| WHAT YOU WILL DO |
Search the records for "sérüléshez" and copy each line that holds it.

| DATA ENTRIES |
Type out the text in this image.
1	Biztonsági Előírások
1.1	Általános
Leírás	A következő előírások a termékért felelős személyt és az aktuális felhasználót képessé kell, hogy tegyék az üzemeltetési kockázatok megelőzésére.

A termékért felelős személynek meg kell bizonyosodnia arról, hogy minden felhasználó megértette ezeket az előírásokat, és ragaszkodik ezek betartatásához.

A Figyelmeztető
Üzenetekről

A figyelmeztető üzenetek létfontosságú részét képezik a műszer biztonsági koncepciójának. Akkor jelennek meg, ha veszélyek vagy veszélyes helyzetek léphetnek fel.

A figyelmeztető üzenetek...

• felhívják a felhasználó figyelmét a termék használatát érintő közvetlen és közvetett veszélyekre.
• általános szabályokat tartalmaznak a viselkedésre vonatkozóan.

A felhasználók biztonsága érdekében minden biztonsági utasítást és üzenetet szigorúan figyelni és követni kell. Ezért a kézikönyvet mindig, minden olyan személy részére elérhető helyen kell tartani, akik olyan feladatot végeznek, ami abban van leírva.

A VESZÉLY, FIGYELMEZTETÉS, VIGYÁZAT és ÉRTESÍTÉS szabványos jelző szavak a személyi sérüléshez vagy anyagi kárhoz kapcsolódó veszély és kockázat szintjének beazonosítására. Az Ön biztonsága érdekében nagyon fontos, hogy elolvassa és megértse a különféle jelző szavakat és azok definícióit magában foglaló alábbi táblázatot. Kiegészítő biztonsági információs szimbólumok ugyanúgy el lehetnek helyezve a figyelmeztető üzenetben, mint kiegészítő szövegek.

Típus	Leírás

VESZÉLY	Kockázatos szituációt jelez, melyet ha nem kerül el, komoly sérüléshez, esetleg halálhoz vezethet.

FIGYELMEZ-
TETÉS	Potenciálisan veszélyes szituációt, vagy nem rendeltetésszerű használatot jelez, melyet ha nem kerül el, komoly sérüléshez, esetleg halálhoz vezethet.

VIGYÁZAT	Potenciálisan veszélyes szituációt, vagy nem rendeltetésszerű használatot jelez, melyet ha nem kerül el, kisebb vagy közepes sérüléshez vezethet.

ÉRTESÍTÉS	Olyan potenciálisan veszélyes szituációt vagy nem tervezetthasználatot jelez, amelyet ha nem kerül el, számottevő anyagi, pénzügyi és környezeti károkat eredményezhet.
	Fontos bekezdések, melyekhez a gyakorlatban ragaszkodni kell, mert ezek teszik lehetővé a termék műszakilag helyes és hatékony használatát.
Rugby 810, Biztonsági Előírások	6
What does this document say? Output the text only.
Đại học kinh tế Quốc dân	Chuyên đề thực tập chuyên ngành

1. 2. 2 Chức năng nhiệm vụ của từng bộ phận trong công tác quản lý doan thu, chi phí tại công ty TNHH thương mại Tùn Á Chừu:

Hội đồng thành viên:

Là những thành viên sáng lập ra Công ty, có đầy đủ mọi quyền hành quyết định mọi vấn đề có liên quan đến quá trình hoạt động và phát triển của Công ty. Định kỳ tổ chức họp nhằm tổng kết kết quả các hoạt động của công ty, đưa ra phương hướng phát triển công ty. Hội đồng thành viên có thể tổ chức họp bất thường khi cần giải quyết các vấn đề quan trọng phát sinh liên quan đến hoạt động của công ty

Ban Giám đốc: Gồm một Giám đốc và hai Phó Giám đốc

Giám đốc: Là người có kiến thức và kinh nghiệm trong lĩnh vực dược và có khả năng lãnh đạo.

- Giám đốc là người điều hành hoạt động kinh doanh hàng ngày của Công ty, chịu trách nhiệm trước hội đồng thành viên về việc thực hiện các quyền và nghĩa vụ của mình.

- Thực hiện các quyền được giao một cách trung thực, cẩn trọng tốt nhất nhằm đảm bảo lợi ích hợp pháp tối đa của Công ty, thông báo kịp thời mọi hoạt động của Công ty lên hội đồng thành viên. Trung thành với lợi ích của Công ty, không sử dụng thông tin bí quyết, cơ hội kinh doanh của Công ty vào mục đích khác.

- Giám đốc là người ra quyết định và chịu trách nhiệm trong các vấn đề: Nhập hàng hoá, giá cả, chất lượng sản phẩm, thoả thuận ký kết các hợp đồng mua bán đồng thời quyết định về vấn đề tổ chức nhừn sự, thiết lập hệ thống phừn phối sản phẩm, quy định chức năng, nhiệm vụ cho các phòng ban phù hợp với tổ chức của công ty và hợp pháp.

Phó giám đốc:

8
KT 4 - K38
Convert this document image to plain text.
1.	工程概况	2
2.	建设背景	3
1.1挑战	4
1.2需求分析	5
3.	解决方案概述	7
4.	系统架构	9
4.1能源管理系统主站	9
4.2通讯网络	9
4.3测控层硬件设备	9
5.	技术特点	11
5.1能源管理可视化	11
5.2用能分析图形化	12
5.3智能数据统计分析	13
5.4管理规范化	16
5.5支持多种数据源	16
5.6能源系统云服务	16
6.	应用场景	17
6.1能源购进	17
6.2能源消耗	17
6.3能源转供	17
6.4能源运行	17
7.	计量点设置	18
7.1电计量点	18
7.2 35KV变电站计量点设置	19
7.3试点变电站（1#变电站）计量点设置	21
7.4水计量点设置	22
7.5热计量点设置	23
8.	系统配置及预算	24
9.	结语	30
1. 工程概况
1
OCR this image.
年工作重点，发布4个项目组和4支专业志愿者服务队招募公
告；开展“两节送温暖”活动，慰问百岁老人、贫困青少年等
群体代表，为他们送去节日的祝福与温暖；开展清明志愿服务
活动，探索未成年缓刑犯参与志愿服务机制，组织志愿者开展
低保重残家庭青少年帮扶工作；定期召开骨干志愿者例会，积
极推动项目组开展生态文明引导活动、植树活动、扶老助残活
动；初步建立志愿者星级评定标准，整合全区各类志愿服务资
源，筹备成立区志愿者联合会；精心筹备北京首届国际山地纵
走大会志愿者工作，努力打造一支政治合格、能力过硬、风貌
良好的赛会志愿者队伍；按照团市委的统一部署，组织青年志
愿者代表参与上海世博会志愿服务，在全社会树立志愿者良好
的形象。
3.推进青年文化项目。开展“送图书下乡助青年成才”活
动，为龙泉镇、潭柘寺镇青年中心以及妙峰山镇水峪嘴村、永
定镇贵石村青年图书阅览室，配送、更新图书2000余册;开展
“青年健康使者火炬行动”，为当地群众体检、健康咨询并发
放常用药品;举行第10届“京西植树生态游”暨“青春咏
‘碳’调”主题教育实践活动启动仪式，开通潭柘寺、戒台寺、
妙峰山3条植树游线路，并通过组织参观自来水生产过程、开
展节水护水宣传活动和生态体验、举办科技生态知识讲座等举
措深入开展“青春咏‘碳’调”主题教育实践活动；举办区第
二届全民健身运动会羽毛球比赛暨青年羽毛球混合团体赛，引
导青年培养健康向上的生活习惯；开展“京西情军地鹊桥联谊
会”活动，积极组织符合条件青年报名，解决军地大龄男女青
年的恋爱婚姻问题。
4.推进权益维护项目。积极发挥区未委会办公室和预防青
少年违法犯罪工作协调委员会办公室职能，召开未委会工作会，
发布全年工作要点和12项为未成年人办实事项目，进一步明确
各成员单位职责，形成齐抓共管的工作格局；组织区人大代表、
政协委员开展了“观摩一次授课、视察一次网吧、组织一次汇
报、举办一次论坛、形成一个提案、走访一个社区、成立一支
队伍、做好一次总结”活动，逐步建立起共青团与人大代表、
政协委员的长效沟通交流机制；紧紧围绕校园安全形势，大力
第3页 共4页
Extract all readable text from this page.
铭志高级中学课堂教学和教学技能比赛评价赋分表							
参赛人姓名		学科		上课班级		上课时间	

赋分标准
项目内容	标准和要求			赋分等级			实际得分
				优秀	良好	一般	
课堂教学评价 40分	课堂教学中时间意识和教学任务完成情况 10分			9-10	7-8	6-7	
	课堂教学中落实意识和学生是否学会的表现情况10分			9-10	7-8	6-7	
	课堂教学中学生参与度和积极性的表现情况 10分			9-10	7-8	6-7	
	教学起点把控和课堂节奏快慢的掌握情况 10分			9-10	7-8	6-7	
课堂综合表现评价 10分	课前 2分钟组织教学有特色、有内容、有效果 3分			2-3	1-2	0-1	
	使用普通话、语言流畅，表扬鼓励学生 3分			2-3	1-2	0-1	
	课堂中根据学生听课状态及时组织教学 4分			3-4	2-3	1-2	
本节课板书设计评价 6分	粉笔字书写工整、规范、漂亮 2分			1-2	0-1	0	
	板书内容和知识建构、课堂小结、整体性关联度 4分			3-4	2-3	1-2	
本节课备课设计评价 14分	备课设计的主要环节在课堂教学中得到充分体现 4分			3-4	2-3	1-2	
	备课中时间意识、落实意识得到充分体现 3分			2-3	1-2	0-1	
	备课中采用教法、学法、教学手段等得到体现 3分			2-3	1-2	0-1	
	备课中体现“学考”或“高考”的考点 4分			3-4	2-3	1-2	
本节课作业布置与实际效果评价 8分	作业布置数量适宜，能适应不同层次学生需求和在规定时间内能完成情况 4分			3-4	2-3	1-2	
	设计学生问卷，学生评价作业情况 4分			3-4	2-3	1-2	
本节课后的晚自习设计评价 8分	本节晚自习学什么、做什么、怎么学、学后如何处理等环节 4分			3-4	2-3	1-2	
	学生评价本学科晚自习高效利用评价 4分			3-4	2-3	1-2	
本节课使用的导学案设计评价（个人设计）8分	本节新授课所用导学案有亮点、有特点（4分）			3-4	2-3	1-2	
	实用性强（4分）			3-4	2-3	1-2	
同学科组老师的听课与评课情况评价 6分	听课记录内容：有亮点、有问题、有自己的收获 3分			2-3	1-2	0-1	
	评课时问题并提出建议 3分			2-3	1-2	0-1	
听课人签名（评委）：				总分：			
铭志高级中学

| THE SOLUTION |
A VESZÉLY, FIGYELMEZTETÉS, VIGYÁZAT és ÉRTESÍTÉS szabványos jelző szavak a személyi sérüléshez vagy anyagi kárhoz kapcsolódó veszély és kockázat szintjének beazonosítására. Az Ön biztonsága érdekében nagyon fontos, hogy elolvassa és megértse a különféle jelző szavakat és azok definícióit magában foglaló alábbi táblázatot. Kiegészítő biztonsági információs szimbólumok ugyanúgy el lehetnek helyezve a figyelmeztető üzenetben, mint kiegészítő szövegek.
VESZÉLY	Kockázatos szituációt jelez, melyet ha nem kerül el, komoly sérüléshez, esetleg halálhoz vezethet.
TETÉS	Potenciálisan veszélyes szituációt, vagy nem rendeltetésszerű használatot jelez, melyet ha nem kerül el, komoly sérüléshez, esetleg halálhoz vezethet.
VIGYÁZAT	Potenciálisan veszélyes szituációt, vagy nem rendeltetésszerű használatot jelez, melyet ha nem kerül el, kisebb vagy közepes sérüléshez vezethet.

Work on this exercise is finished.